Your answer is a single number: how many lines hold the word "Access"?

───── Records to process

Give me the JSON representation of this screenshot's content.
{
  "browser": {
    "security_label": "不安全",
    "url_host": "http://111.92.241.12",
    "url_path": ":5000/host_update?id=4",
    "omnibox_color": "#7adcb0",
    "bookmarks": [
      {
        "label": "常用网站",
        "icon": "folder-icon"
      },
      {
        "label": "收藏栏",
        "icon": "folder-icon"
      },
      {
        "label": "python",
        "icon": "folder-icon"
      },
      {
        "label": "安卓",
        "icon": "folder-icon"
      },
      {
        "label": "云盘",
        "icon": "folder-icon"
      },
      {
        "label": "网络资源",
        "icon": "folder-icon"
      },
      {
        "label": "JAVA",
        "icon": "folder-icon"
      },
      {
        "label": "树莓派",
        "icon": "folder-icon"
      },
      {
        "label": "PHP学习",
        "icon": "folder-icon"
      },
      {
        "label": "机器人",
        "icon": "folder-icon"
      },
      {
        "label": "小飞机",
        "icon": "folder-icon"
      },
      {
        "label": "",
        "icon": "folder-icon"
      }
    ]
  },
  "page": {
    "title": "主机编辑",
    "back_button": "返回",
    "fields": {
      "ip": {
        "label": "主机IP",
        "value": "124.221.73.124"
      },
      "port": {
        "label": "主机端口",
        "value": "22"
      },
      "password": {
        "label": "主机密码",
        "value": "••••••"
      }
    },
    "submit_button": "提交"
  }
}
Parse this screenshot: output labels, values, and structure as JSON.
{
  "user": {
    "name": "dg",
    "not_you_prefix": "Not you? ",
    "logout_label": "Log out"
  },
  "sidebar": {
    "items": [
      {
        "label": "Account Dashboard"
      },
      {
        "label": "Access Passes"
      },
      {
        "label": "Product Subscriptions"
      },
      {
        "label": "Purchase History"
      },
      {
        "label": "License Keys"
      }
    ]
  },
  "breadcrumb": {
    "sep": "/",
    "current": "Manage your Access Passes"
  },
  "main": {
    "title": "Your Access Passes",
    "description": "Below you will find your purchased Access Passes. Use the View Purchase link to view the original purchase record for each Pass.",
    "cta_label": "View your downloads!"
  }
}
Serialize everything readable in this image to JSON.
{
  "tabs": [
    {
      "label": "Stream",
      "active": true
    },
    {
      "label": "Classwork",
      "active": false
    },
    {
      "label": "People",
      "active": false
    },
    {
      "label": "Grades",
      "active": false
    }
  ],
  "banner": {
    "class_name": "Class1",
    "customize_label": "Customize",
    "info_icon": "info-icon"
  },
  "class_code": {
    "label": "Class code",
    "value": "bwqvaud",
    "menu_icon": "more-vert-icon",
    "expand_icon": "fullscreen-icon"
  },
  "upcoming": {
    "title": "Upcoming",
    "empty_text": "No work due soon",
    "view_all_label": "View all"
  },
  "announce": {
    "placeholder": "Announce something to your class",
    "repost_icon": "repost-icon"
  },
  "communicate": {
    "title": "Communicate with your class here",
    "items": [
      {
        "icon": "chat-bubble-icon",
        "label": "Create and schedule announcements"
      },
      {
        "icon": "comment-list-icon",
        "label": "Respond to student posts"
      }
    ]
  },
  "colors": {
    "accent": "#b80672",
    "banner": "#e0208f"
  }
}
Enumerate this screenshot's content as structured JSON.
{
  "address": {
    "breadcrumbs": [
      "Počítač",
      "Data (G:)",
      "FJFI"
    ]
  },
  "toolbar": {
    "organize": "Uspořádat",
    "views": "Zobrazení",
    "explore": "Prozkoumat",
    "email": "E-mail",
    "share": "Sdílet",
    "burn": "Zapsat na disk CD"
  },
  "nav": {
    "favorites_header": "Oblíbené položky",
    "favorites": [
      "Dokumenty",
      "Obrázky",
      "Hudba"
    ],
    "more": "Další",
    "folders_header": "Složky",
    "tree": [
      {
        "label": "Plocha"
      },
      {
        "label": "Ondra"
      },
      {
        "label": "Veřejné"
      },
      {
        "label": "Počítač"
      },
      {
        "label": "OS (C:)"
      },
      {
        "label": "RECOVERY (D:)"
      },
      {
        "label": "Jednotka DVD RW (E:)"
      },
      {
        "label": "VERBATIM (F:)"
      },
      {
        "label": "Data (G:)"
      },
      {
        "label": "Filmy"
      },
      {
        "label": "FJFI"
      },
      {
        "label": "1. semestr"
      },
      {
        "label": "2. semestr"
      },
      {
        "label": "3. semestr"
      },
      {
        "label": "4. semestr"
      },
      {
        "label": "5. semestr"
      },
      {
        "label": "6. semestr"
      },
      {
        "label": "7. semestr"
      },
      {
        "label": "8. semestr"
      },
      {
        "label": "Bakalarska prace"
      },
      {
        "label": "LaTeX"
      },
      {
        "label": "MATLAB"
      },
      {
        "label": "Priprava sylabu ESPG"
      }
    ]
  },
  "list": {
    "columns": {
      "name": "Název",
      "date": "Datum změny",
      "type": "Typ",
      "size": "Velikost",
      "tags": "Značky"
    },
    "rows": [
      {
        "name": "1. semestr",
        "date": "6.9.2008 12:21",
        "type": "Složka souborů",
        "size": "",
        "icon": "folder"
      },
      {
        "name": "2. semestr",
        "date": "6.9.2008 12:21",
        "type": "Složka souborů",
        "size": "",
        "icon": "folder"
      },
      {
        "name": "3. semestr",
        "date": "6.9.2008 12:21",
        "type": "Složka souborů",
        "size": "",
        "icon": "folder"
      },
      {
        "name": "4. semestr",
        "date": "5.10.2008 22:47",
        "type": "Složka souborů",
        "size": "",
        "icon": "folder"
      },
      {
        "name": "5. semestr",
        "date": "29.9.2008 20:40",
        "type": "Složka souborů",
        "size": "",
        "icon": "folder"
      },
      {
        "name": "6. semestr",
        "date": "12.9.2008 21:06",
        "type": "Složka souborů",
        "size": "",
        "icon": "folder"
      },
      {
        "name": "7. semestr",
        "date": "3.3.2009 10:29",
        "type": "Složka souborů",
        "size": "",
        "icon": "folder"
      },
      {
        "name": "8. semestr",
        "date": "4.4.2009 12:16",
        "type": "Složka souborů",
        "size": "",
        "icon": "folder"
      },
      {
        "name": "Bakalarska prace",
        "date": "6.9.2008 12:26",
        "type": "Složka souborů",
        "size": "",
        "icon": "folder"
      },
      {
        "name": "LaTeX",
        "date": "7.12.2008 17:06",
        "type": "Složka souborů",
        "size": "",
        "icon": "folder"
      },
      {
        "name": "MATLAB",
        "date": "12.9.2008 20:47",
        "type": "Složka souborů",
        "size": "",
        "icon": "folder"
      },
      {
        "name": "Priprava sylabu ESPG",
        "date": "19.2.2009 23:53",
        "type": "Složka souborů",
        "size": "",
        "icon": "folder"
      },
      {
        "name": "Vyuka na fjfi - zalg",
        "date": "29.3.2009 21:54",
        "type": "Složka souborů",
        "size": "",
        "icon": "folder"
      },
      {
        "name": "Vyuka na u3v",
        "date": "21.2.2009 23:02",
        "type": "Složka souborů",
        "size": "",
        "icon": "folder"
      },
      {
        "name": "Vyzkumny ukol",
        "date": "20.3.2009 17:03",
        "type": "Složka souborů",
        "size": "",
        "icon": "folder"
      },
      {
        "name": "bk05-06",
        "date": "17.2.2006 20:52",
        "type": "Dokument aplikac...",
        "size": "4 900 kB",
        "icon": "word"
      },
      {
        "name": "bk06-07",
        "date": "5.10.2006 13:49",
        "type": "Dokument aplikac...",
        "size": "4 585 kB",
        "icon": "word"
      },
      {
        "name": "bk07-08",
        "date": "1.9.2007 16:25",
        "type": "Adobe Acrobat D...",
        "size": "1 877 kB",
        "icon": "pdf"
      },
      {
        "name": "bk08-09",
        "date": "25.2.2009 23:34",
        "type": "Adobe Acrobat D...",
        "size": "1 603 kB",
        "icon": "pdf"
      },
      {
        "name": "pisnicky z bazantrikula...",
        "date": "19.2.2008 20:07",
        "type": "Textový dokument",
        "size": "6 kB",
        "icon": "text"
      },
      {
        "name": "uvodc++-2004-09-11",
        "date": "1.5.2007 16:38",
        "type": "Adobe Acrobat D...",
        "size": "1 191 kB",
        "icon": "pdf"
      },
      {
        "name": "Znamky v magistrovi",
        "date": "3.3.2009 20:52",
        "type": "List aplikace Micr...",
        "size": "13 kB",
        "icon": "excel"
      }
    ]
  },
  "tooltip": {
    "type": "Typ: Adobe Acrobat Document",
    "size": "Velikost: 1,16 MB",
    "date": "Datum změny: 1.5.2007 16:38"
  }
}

──────────

## Exercise solution
4